**Task details:** Put every line of the material below into a JSON list of strings, one string for each line, leaving out any blank lines.

[Annotated element listings]
--------

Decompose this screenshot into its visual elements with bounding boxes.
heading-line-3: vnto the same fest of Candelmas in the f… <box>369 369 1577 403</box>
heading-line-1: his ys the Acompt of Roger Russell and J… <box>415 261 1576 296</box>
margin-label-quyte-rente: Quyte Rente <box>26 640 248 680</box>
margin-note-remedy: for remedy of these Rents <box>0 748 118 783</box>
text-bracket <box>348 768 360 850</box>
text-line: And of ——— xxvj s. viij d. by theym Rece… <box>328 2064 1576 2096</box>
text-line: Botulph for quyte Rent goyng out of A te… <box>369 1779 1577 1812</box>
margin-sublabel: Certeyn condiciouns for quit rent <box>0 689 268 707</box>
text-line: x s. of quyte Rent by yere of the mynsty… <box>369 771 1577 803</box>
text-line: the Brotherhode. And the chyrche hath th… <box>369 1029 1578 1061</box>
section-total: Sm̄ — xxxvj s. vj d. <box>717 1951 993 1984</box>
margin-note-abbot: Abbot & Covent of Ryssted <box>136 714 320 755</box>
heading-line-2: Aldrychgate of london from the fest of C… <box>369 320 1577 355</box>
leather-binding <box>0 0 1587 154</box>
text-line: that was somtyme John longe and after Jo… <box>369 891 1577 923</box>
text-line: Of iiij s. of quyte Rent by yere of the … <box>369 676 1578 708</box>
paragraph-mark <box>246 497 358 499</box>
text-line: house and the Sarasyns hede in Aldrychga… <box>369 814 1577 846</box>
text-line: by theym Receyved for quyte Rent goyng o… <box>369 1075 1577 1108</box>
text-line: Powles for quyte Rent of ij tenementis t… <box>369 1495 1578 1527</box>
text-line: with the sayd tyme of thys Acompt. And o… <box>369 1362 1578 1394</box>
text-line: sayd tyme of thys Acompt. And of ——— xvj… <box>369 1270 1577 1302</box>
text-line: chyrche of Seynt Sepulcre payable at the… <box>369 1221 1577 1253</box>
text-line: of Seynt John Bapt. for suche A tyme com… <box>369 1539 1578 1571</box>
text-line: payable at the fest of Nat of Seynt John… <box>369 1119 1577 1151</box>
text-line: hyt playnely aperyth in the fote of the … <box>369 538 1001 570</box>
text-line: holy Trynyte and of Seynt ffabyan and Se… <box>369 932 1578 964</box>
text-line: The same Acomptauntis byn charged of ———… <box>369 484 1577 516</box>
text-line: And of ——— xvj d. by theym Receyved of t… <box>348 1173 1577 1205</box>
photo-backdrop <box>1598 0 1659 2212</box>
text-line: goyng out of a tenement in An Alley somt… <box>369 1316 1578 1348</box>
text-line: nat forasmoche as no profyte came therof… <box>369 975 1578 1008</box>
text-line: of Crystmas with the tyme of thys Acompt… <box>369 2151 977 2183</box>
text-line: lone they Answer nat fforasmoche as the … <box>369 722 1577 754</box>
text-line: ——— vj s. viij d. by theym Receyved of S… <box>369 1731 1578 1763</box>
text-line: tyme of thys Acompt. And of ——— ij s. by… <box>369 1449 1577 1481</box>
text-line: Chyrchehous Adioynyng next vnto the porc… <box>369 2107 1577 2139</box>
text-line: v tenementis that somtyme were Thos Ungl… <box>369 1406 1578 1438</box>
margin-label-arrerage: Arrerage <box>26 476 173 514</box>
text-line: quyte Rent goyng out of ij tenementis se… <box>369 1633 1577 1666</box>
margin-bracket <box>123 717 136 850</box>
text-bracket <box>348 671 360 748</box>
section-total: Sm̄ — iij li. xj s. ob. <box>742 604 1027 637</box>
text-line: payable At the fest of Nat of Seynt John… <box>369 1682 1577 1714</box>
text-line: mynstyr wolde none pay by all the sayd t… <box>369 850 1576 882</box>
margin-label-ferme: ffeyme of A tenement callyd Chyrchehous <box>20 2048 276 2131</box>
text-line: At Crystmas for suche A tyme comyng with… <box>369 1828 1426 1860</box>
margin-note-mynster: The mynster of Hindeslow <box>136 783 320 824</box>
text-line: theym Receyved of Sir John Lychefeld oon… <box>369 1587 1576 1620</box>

--------

**Right answer:**
[
  "Decompose this screenshot into its visual elements with bounding boxes.",
  "heading-line-3: vnto the same fest of Candelmas in the f… <box>369 369 1577 403</box>",
  "heading-line-1: his ys the Acompt of Roger Russell and J… <box>415 261 1576 296</box>",
  "margin-label-quyte-rente: Quyte Rente <box>26 640 248 680</box>",
  "margin-note-remedy: for remedy of these Rents <box>0 748 118 783</box>",
  "text-bracket <box>348 768 360 850</box>",
  "text-line: And of ——— xxvj s. viij d. by theym Rece… <box>328 2064 1576 2096</box>",
  "text-line: Botulph for quyte Rent goyng out of A te… <box>369 1779 1577 1812</box>",
  "margin-sublabel: Certeyn condiciouns for quit rent <box>0 689 268 707</box>",
  "text-line: x s. of quyte Rent by yere of the mynsty… <box>369 771 1577 803</box>",
  "text-line: the Brotherhode. And the chyrche hath th… <box>369 1029 1578 1061</box>",
  "section-total: Sm̄ — xxxvj s. vj d. <box>717 1951 993 1984</box>",
  "margin-note-abbot: Abbot & Covent of Ryssted <box>136 714 320 755</box>",
  "heading-line-2: Aldrychgate of london from the fest of C… <box>369 320 1577 355</box>",
  "leather-binding <box>0 0 1587 154</box>",
  "text-line: that was somtyme John longe and after Jo… <box>369 891 1577 923</box>",
  "text-line: Of iiij s. of quyte Rent by yere of the … <box>369 676 1578 708</box>",
  "paragraph-mark <box>246 497 358 499</box>",
  "text-line: house and the Sarasyns hede in Aldrychga… <box>369 814 1577 846</box>",
  "text-line: by theym Receyved for quyte Rent goyng o… <box>369 1075 1577 1108</box>",
  "text-line: Powles for quyte Rent of ij tenementis t… <box>369 1495 1578 1527</box>",
  "text-line: with the sayd tyme of thys Acompt. And o… <box>369 1362 1578 1394</box>",
  "text-line: sayd tyme of thys Acompt. And of ——— xvj… <box>369 1270 1577 1302</box>",
  "text-line: chyrche of Seynt Sepulcre payable at the… <box>369 1221 1577 1253</box>",
  "text-line: of Seynt John Bapt. for suche A tyme com… <box>369 1539 1578 1571</box>",
  "text-line: payable at the fest of Nat of Seynt John… <box>369 1119 1577 1151</box>",
  "text-line: hyt playnely aperyth in the fote of the … <box>369 538 1001 570</box>",
  "text-line: holy Trynyte and of Seynt ffabyan and Se… <box>369 932 1578 964</box>",
  "text-line: The same Acomptauntis byn charged of ———… <box>369 484 1577 516</box>",
  "text-line: And of ——— xvj d. by theym Receyved of t… <box>348 1173 1577 1205</box>",
  "photo-backdrop <box>1598 0 1659 2212</box>",
  "text-line: goyng out of a tenement in An Alley somt… <box>369 1316 1578 1348</box>",
  "text-line: nat forasmoche as no profyte came therof… <box>369 975 1578 1008</box>",
  "text-line: of Crystmas with the tyme of thys Acompt… <box>369 2151 977 2183</box>",
  "text-line: lone they Answer nat fforasmoche as the … <box>369 722 1577 754</box>",
  "text-line: ——— vj s. viij d. by theym Receyved of S… <box>369 1731 1578 1763</box>",
  "text-line: tyme of thys Acompt. And of ——— ij s. by… <box>369 1449 1577 1481</box>",
  "text-line: Chyrchehous Adioynyng next vnto the porc… <box>369 2107 1577 2139</box>",
  "text-line: v tenementis that somtyme were Thos Ungl… <box>369 1406 1578 1438</box>",
  "margin-label-arrerage: Arrerage <box>26 476 173 514</box>",
  "text-line: quyte Rent goyng out of ij tenementis se… <box>369 1633 1577 1666</box>",
  "margin-bracket <box>123 717 136 850</box>",
  "text-bracket <box>348 671 360 748</box>",
  "section-total: Sm̄ — iij li. xj s. ob. <box>742 604 1027 637</box>",
  "text-line: payable At the fest of Nat of Seynt John… <box>369 1682 1577 1714</box>",
  "text-line: mynstyr wolde none pay by all the sayd t… <box>369 850 1576 882</box>",
  "margin-label-ferme: ffeyme of A tenement callyd Chyrchehous <box>20 2048 276 2131</box>",
  "text-line: At Crystmas for suche A tyme comyng with… <box>369 1828 1426 1860</box>",
  "margin-note-mynster: The mynster of Hindeslow <box>136 783 320 824</box>",
  "text-line: theym Receyved of Sir John Lychefeld oon… <box>369 1587 1576 1620</box>"
]